▶ _TASK BRIEF_: Check each line of the material. Copy those containing "issues".

▶ _DATA ROWS_:
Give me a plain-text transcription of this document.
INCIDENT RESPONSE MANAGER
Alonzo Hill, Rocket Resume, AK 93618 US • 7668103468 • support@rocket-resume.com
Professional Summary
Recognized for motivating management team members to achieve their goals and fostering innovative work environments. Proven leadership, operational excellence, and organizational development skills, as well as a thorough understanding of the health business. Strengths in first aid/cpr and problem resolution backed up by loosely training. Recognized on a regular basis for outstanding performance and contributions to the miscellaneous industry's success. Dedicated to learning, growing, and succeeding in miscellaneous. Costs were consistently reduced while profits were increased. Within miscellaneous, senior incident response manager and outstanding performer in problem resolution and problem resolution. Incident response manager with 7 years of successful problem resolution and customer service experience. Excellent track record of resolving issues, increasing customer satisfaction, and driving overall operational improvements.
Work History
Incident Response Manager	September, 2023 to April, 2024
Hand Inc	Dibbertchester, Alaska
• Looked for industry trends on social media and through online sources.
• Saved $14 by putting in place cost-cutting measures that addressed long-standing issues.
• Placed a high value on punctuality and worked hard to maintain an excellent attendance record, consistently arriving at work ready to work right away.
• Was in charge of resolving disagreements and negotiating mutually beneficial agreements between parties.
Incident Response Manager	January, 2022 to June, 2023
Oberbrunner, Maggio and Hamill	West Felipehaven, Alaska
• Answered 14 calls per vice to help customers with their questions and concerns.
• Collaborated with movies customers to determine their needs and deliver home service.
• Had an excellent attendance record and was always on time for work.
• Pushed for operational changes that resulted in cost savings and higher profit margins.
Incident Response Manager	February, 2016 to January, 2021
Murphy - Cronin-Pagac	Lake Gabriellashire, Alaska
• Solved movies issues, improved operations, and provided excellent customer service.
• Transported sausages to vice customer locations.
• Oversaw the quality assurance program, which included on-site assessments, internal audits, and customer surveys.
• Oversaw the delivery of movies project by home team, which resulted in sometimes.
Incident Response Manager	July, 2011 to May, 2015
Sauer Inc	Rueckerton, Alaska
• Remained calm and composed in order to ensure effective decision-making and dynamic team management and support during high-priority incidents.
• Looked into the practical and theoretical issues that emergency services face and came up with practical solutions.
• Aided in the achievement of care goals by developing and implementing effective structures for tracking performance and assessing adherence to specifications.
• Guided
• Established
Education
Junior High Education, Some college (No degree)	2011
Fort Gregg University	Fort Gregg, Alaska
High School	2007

▶ _FINAL RESULT_:
Recognized for motivating management team members to achieve their goals and fostering innovative work environments. Proven leadership, operational excellence, and organizational development skills, as well as a thorough understanding of the health business. Strengths in first aid/cpr and problem resolution backed up by loosely training. Recognized on a regular basis for outstanding performance and contributions to the miscellaneous industry's success. Dedicated to learning, growing, and succeeding in miscellaneous. Costs were consistently reduced while profits were increased. Within miscellaneous, senior incident response manager and outstanding performer in problem resolution and problem resolution. Incident response manager with 7 years of successful problem resolution and customer service experience. Excellent track record of resolving issues, increasing customer satisfaction, and driving overall operational improvements.
• Saved $14 by putting in place cost-cutting measures that addressed long-standing issues.
• Solved movies issues, improved operations, and provided excellent customer service.
• Looked into the practical and theoretical issues that emergency services face and came up with practical solutions.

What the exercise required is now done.